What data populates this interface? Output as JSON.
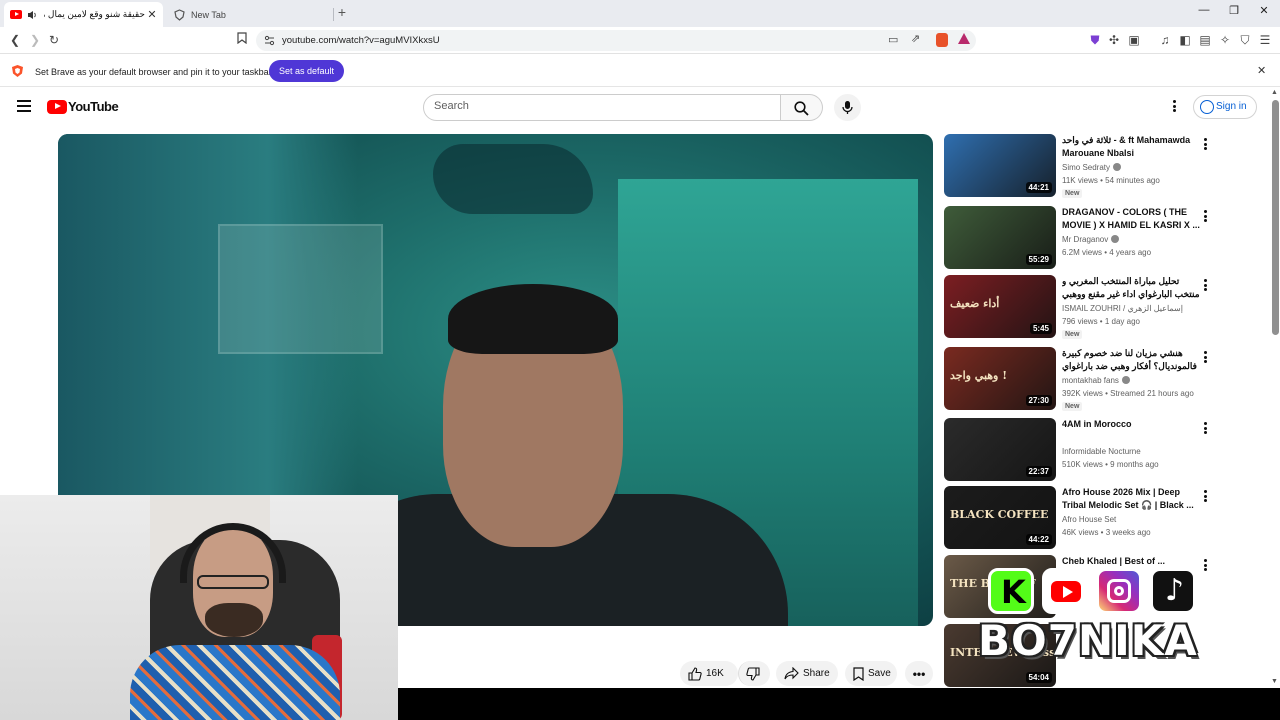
{
  "browser": {
    "tabs": [
      {
        "title": "حقيقة شنو وقع لامين يمال مع",
        "active": true
      },
      {
        "title": "New Tab",
        "active": false
      }
    ],
    "url": "youtube.com/watch?v=aguMVIXkxsU",
    "infobar": {
      "message": "Set Brave as your default browser and pin it to your taskbar",
      "button": "Set as default"
    }
  },
  "youtube": {
    "logo_text": "YouTube",
    "search_placeholder": "Search",
    "signin_label": "Sign in"
  },
  "actions": {
    "like_count": "16K",
    "share_label": "Share",
    "save_label": "Save"
  },
  "recommendations": [
    {
      "title": "ثلاثة في واحد - & ft Mahamawda Marouane Nbalsi",
      "channel": "Simo Sedraty",
      "verified": true,
      "meta": "11K views • 54 minutes ago",
      "badge": "New",
      "duration": "44:21",
      "thumb_color": "#2f6fb0"
    },
    {
      "title": "DRAGANOV - COLORS ( THE MOVIE ) X HAMID EL KASRI X ...",
      "channel": "Mr Draganov",
      "verified": true,
      "meta": "6.2M views • 4 years ago",
      "badge": "",
      "duration": "55:29",
      "thumb_color": "#3f5c3a"
    },
    {
      "title": "تحليل مباراة المنتخب المغربي و منتخب البارغواي اداء غير مقنع ووهبي ينتقد لتكتيكة وهبي",
      "channel": "ISMAIL ZOUHRI / إسماعيل الزهري",
      "verified": false,
      "meta": "796 views • 1 day ago",
      "badge": "New",
      "duration": "5:45",
      "thumb_color": "#7c1e22",
      "thumb_text": "أداء ضعيف"
    },
    {
      "title": "هنشي مزيان لنا ضد خصوم كبيرة فالمونديال؟ أفكار وهبي ضد باراغواي",
      "channel": "montakhab fans",
      "verified": true,
      "meta": "392K views • Streamed 21 hours ago",
      "badge": "New",
      "duration": "27:30",
      "thumb_color": "#7a2a20",
      "thumb_text": "وهبي واجد !"
    },
    {
      "title": "4AM in Morocco",
      "channel": "Informidable Nocturne",
      "verified": false,
      "meta": "510K views • 9 months ago",
      "badge": "",
      "duration": "22:37",
      "thumb_color": "#2b2b2b"
    },
    {
      "title": "Afro House 2026 Mix | Deep Tribal Melodic Set 🎧 | Black ...",
      "channel": "Afro House Set",
      "verified": false,
      "meta": "46K views • 3 weeks ago",
      "badge": "",
      "duration": "44:22",
      "thumb_color": "#1c1c1c",
      "thumb_text": "BLACK COFFEE"
    },
    {
      "title": "Cheb Khaled | Best of ...",
      "channel": "",
      "verified": false,
      "meta": "",
      "badge": "",
      "duration": "",
      "thumb_color": "#6b5a48",
      "thumb_text": "THE BEST OF"
    },
    {
      "title": "",
      "channel": "",
      "verified": false,
      "meta": "",
      "badge": "",
      "duration": "54:04",
      "thumb_color": "#4a3a30",
      "thumb_text": "INTERVIEW Yassine Bounou"
    }
  ],
  "overlay": {
    "text": "BO7NIKA",
    "colors": {
      "kick": "#53fc18",
      "youtube": "#ff0000",
      "instagram": "#d6249f",
      "tiktok": "#111111"
    }
  }
}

= = =

* [WRITTEN INSTRUCTION]:
Tell how many lines in the material above include the word "default", giving the number only.

* [SOLVED PROBLEM]:
2